Count how many lines of the material hold "Field". Respond with that number alone.

################

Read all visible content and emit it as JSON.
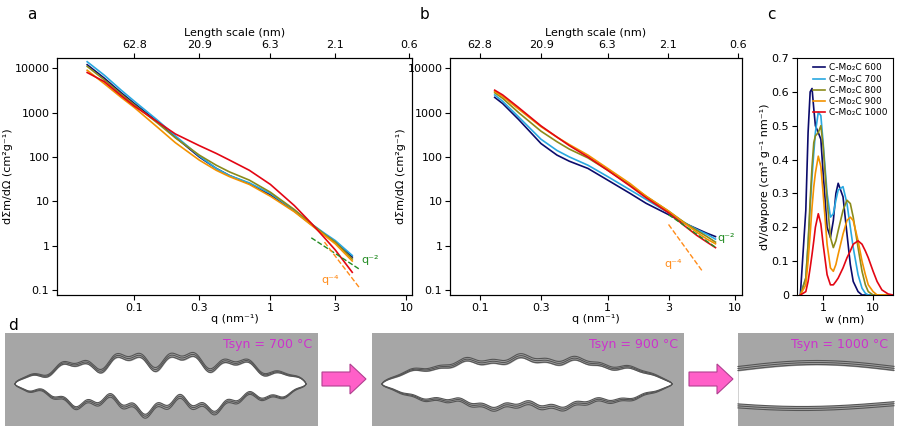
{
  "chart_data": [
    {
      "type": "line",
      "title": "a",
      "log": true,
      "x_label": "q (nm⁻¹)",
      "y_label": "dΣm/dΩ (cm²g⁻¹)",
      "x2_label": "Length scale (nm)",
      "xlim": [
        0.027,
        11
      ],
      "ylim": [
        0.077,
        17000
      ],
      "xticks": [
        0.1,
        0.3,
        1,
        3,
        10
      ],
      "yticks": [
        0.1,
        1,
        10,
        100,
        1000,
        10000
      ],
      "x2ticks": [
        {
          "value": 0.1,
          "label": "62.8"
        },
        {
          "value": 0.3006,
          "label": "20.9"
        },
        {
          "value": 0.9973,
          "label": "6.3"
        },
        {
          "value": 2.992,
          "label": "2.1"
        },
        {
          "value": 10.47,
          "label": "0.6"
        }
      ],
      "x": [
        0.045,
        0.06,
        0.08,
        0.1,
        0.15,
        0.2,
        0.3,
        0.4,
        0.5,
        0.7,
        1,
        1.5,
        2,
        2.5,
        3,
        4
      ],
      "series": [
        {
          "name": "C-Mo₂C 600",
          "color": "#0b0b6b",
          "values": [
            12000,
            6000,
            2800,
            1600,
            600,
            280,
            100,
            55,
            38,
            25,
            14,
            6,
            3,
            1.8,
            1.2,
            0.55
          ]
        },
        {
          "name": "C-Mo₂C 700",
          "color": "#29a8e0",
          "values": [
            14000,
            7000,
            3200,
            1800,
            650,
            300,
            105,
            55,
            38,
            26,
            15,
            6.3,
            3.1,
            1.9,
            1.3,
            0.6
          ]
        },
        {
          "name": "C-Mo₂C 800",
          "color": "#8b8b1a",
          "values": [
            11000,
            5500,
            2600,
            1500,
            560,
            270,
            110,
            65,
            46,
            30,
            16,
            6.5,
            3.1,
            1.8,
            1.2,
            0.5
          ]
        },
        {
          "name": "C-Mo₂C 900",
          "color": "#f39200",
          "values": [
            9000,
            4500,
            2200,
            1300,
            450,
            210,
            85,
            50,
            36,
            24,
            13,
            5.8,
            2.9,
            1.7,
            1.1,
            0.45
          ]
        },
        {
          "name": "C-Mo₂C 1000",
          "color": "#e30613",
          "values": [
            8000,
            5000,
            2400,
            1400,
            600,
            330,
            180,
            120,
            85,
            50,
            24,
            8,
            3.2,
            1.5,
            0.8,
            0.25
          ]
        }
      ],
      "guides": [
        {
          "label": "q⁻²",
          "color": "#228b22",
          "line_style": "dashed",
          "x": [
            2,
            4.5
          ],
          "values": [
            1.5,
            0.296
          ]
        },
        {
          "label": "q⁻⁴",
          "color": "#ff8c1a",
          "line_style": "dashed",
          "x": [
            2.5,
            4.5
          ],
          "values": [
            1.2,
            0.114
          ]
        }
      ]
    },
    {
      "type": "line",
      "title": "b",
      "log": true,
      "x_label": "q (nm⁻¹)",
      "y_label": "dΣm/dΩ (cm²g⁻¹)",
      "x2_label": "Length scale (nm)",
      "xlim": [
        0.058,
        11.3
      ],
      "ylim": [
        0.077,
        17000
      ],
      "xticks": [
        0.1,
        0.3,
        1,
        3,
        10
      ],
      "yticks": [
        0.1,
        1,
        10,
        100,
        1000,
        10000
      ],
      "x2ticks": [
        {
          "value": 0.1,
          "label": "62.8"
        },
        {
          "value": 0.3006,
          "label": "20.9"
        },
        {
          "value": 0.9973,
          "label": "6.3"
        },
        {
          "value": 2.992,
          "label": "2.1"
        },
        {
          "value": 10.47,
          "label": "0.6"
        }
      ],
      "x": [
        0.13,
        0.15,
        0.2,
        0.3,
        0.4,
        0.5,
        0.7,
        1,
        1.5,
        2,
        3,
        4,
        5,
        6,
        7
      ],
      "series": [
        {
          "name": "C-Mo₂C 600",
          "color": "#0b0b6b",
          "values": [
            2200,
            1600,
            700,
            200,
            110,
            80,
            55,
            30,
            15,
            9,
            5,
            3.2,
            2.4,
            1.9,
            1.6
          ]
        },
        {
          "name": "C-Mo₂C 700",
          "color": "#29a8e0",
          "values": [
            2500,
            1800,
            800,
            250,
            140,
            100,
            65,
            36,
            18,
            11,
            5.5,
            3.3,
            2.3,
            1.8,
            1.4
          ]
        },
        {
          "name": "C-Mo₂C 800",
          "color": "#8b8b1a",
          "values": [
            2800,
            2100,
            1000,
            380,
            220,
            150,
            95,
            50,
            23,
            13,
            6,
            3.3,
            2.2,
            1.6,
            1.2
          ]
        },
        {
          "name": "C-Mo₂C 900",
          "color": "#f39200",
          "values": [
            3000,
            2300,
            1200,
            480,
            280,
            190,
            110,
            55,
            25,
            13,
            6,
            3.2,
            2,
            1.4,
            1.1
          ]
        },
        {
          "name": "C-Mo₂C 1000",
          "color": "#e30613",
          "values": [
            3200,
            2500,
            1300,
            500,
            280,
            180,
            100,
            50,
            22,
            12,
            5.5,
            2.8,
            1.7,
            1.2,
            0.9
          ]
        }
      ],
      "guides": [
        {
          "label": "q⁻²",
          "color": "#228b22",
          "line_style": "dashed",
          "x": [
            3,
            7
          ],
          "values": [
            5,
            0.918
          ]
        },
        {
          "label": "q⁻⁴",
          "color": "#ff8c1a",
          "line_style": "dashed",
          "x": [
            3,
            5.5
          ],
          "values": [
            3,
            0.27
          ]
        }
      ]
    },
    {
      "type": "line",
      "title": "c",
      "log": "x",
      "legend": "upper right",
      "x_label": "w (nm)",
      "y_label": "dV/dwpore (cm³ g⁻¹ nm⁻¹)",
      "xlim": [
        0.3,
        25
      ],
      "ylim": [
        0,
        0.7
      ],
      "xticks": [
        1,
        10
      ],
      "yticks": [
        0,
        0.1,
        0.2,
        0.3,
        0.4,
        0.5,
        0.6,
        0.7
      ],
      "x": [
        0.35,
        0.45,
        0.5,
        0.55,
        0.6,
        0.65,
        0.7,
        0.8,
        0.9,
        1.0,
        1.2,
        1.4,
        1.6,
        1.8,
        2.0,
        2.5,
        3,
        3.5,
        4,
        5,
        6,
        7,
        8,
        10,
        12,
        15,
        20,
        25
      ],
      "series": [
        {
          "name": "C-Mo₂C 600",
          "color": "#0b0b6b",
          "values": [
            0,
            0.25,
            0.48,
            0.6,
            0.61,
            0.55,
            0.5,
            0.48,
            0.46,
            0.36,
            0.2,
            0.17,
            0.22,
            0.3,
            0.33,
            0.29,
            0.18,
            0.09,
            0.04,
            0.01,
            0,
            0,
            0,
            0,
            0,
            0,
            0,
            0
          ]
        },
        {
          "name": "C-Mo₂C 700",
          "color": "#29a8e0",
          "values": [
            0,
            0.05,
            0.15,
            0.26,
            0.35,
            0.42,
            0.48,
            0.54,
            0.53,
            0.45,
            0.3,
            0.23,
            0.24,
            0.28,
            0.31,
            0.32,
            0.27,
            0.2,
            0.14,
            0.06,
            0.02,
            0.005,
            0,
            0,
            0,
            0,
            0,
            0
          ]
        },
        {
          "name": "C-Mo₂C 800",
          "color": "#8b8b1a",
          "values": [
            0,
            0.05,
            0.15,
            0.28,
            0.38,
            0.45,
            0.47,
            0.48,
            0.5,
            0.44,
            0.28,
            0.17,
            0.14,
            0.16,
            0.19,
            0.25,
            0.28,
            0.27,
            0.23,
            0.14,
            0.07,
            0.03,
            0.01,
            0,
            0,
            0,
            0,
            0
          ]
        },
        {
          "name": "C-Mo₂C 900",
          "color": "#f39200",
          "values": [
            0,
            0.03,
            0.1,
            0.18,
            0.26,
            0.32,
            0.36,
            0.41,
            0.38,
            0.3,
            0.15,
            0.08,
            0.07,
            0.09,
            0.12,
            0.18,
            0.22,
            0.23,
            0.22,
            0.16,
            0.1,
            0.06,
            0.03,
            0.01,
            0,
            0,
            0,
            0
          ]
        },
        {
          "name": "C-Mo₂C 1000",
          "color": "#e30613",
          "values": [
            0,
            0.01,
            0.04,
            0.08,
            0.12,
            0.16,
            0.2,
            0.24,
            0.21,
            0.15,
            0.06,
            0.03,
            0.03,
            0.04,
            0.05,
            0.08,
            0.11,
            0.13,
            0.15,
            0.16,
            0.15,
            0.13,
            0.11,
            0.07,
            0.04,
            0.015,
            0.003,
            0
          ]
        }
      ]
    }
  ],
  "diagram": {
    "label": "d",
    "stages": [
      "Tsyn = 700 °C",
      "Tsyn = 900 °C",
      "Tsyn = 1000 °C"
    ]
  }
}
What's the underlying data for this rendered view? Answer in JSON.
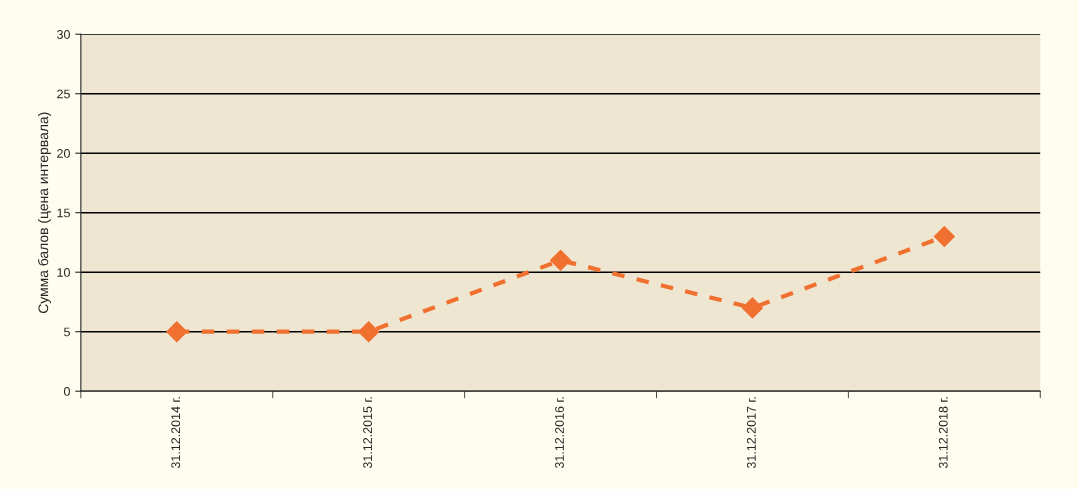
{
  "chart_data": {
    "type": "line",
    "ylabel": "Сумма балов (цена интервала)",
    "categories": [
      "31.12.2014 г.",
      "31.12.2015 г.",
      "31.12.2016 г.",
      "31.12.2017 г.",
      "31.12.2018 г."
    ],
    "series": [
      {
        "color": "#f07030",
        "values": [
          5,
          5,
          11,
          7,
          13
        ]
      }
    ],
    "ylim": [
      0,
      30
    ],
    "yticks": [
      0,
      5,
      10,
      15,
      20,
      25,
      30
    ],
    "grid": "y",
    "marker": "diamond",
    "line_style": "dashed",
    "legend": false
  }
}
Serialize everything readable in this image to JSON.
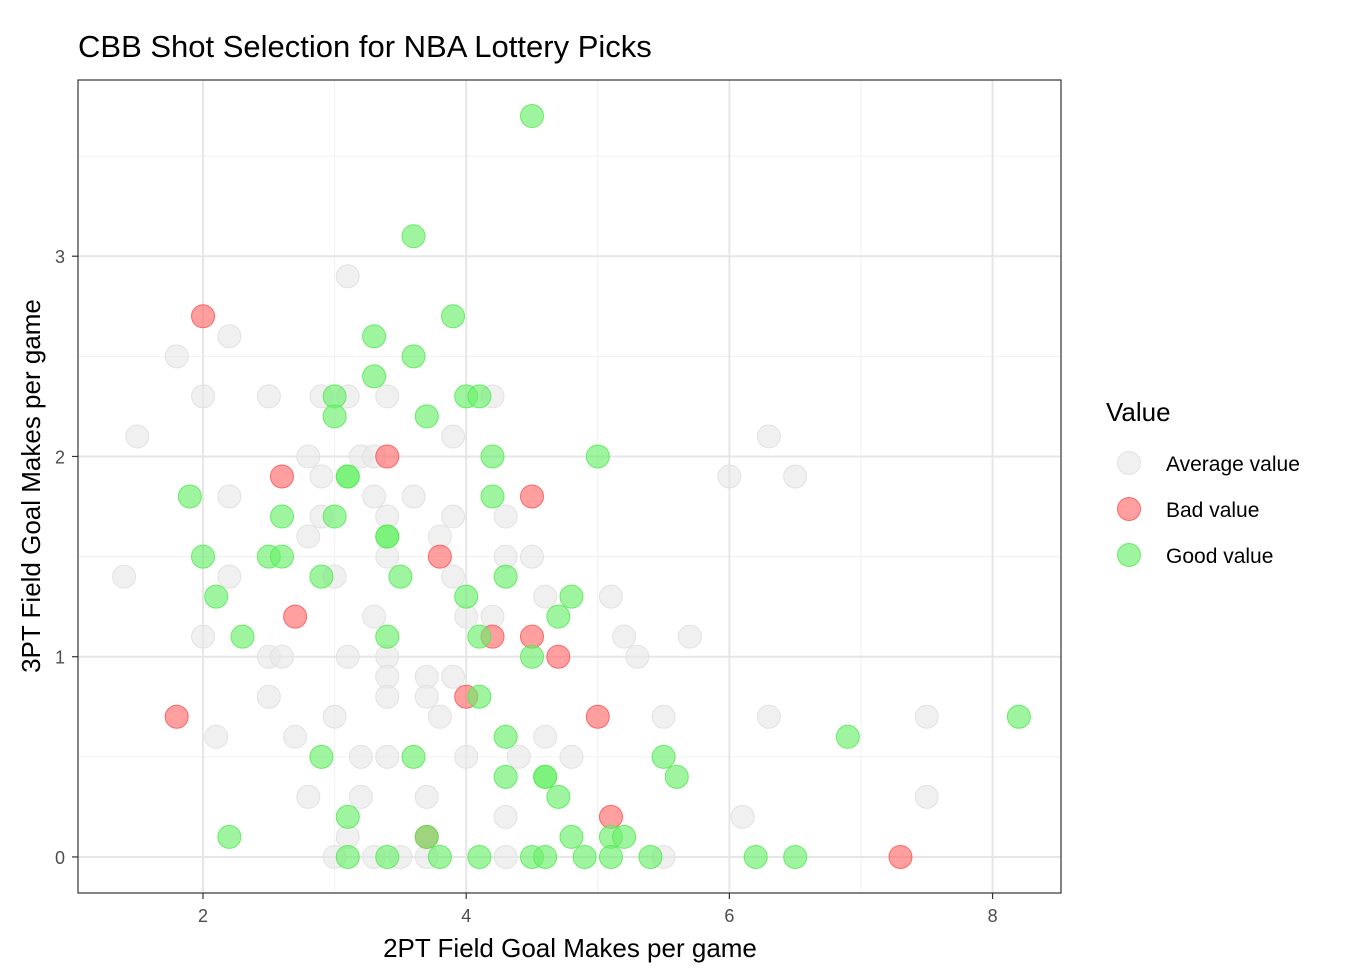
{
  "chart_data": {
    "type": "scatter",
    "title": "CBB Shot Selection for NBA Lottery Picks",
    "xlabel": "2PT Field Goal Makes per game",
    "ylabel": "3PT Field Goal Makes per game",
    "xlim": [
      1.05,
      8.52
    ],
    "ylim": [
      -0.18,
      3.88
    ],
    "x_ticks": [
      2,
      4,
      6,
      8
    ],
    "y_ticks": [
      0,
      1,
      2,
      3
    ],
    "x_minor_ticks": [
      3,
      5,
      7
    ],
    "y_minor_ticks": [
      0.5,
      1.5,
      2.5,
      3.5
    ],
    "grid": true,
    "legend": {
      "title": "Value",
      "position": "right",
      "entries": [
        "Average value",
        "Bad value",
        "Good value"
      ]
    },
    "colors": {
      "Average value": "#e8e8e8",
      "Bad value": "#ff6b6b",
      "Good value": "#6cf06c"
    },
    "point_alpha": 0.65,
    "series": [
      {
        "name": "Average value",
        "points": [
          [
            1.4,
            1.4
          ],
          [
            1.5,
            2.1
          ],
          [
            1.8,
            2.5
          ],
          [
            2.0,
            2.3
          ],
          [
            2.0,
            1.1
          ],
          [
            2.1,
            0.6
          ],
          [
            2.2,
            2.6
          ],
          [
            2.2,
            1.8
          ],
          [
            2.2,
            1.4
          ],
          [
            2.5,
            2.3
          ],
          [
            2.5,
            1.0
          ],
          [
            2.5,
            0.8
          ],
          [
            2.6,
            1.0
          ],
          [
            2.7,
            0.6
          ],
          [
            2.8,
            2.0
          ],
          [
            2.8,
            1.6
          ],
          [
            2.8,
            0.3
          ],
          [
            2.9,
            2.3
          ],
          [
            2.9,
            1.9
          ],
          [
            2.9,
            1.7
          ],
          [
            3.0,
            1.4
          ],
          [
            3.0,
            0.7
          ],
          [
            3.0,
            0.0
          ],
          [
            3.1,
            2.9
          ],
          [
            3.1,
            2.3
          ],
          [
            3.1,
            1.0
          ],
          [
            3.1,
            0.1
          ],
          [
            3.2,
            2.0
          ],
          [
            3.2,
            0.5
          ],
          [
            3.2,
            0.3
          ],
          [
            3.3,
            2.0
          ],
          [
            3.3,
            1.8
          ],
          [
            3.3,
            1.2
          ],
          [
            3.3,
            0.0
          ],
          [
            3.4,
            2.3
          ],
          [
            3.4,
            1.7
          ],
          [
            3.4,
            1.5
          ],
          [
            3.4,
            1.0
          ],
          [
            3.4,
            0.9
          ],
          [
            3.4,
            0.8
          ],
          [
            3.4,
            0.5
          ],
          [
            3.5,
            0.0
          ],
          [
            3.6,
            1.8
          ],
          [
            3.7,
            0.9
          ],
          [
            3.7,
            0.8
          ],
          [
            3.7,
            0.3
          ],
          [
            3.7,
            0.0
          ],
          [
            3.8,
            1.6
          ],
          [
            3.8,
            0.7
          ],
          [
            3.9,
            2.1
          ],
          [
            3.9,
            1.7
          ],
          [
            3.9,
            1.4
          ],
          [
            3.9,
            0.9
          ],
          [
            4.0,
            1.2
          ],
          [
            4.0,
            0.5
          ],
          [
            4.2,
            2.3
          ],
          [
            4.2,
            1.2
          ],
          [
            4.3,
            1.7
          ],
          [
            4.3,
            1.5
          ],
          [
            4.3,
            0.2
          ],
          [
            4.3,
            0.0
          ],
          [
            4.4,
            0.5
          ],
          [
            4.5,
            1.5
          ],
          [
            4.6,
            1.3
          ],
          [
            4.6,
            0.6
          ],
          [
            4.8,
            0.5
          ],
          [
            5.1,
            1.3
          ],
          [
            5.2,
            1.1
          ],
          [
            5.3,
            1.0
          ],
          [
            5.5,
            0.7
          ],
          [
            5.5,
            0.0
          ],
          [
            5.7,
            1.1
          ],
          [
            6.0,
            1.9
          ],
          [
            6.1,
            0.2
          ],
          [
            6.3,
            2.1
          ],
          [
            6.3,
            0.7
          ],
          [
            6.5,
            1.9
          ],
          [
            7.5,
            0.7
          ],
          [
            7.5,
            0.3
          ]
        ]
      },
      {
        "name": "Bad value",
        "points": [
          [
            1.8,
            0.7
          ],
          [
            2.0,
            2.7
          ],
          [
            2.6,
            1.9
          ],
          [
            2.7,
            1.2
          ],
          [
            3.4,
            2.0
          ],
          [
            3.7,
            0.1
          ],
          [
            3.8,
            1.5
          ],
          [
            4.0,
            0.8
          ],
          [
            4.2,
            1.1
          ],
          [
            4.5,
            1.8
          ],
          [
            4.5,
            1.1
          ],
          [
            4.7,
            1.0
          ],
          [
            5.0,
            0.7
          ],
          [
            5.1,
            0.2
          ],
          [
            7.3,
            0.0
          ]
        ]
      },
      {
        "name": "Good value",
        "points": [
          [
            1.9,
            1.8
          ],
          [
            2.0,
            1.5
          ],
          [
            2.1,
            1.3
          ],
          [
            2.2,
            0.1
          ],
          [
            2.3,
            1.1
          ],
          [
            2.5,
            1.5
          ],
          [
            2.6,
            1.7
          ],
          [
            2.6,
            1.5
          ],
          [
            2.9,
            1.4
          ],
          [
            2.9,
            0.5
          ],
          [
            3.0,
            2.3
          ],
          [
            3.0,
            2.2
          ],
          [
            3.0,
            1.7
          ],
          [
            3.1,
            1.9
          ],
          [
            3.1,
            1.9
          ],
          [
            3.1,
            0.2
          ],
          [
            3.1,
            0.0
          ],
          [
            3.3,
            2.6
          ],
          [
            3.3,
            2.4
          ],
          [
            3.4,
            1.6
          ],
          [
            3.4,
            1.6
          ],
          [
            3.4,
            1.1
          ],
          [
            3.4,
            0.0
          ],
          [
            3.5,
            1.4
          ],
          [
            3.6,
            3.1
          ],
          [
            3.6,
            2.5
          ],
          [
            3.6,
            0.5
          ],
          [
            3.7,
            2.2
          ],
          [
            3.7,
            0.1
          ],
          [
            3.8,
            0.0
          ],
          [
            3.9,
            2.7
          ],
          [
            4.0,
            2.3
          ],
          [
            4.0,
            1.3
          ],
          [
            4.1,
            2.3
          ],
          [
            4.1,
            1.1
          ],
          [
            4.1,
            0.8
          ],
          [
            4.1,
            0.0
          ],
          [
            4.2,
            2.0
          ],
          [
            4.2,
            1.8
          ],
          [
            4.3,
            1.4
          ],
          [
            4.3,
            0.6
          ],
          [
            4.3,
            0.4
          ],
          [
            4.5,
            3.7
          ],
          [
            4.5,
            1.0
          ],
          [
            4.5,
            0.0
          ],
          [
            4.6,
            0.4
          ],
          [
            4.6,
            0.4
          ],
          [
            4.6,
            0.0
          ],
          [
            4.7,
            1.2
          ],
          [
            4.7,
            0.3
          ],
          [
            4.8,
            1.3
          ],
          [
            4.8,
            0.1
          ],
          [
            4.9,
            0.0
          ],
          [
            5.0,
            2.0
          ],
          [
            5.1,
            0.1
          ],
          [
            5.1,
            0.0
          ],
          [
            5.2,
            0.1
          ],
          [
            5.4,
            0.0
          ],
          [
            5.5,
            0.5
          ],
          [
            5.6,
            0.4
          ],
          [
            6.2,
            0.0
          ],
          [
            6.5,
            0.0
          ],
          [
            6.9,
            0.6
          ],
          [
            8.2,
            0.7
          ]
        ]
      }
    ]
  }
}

################

Answer to this exercise: 2